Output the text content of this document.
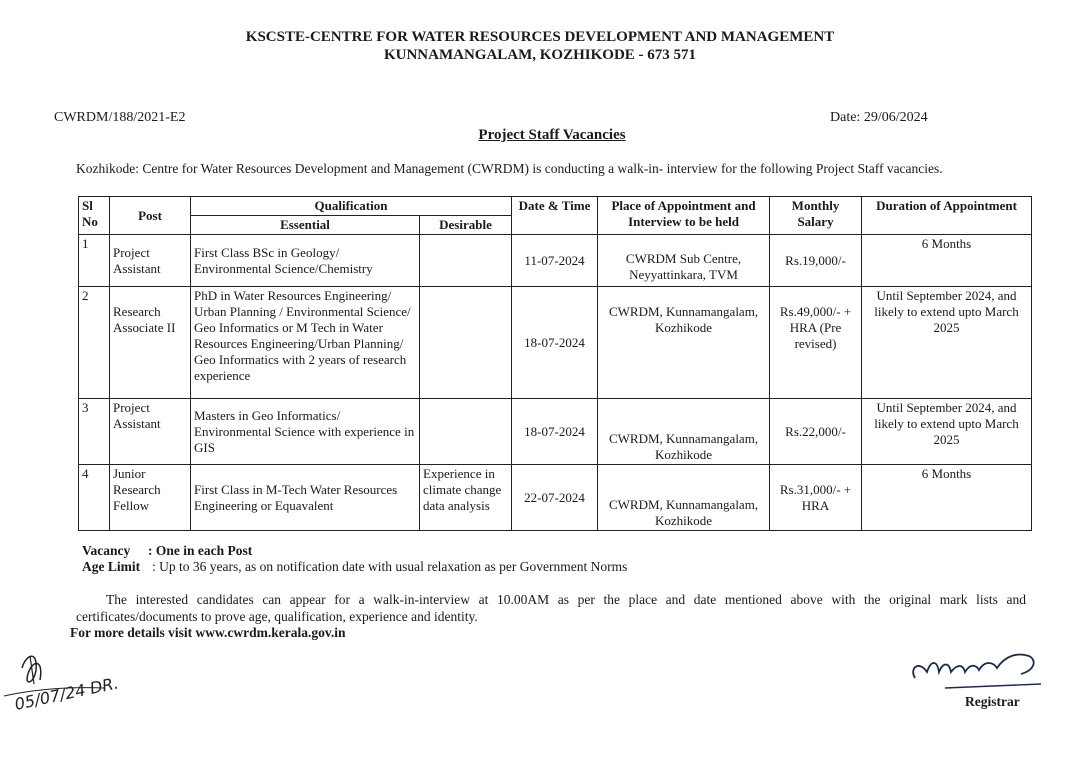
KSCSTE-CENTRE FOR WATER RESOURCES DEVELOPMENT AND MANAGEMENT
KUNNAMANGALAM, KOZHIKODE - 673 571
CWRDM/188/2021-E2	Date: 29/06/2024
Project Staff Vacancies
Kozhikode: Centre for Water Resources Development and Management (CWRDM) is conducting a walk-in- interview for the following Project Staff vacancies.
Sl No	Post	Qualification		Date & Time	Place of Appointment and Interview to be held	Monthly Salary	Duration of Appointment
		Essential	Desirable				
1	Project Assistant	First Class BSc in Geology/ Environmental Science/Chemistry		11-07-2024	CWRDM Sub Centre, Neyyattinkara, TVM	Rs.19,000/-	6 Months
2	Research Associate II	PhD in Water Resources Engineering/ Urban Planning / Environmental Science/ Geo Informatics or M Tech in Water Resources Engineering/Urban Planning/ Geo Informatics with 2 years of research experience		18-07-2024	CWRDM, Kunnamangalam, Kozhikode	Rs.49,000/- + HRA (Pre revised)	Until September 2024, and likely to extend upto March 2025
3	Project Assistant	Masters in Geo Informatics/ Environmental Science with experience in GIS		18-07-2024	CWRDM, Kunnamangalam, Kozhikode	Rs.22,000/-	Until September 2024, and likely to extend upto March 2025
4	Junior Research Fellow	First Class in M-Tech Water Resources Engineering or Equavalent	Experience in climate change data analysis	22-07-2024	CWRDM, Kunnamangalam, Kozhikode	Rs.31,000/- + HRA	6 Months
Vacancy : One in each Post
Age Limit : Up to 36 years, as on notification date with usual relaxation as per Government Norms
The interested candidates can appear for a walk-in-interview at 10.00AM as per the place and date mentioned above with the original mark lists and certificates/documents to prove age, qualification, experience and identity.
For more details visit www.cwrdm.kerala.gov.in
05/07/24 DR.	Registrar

........

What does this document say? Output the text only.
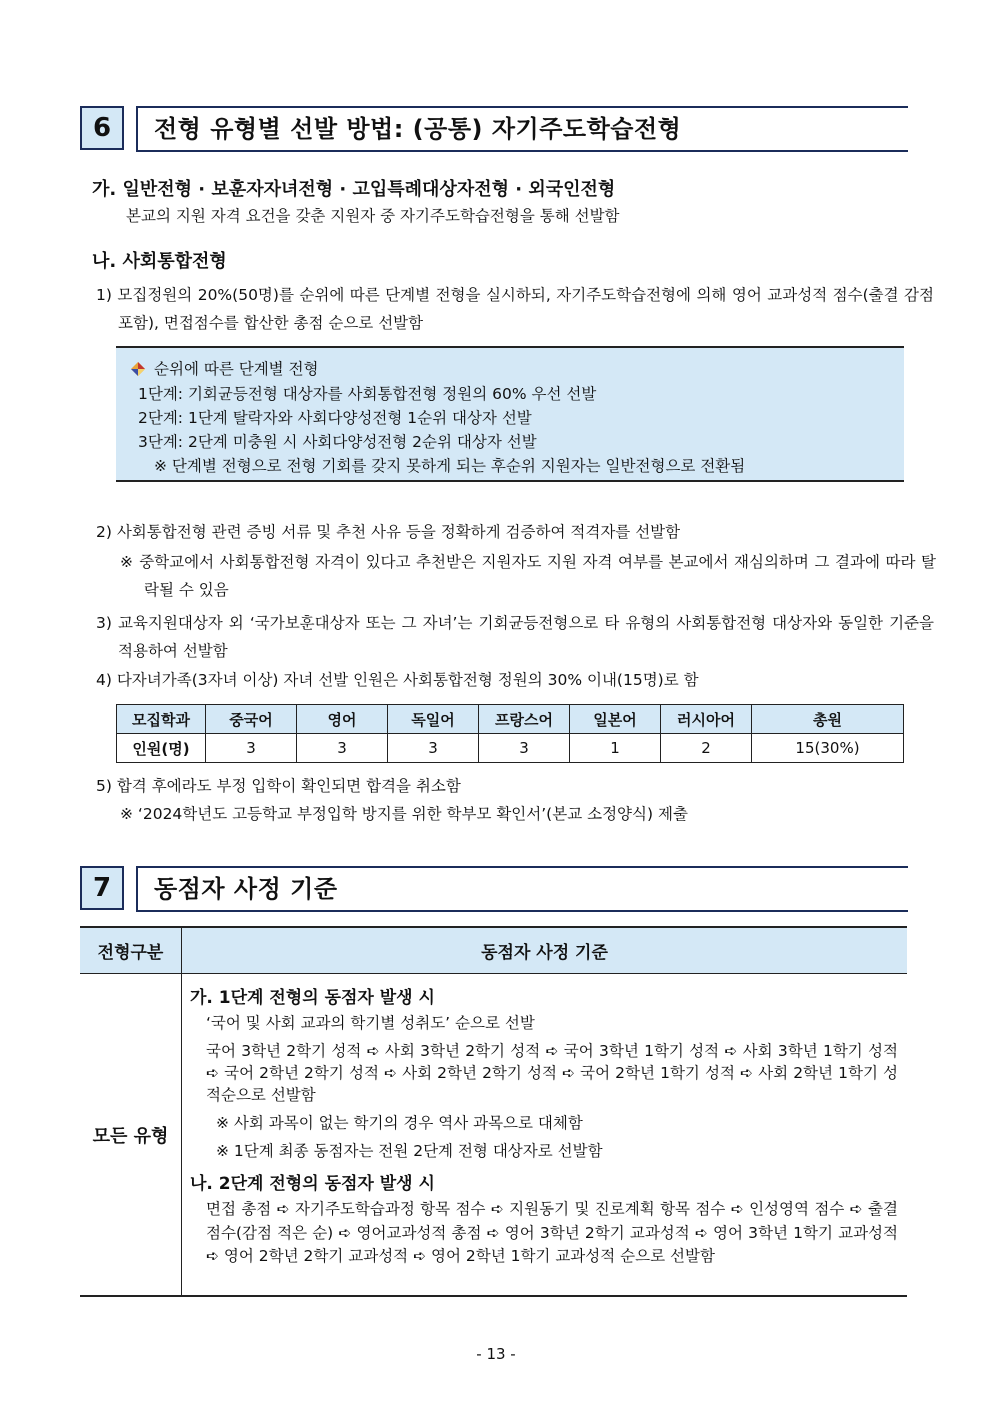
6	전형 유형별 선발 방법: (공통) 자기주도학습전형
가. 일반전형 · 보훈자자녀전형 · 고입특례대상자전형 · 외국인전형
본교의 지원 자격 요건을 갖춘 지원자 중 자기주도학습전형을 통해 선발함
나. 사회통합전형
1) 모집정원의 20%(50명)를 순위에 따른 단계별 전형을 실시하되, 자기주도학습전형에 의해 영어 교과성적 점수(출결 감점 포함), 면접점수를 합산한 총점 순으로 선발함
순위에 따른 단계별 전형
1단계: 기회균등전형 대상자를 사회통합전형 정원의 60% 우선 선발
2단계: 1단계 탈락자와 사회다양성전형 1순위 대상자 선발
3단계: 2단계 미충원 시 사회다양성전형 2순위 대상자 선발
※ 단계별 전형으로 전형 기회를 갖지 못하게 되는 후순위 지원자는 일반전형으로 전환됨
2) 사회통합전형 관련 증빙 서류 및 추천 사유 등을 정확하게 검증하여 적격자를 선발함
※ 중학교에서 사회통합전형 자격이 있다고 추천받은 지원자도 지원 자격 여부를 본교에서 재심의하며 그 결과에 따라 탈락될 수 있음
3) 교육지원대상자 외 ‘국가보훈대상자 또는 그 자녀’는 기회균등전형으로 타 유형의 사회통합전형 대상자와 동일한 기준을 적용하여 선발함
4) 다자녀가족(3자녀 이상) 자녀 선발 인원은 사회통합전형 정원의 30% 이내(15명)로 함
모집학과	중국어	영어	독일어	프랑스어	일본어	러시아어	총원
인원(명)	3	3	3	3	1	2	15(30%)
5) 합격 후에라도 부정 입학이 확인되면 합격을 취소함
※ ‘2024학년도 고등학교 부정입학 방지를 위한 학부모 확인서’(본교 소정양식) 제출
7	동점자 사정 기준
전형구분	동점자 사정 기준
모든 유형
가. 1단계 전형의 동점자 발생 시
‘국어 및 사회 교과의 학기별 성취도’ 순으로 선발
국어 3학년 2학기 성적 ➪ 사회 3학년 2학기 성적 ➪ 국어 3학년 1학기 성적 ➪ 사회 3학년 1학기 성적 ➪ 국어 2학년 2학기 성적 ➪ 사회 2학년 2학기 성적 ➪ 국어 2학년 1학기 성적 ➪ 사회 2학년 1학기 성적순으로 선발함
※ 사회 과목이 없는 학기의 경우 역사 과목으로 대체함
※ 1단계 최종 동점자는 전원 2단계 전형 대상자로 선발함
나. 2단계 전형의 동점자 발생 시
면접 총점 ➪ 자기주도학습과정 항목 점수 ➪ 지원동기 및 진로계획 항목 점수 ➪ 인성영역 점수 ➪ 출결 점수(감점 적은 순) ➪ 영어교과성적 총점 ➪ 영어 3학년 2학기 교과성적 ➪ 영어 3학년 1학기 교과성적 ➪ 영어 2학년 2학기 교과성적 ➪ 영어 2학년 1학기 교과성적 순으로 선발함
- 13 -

........

Write down only how many lines in the listing contain the word "text".

2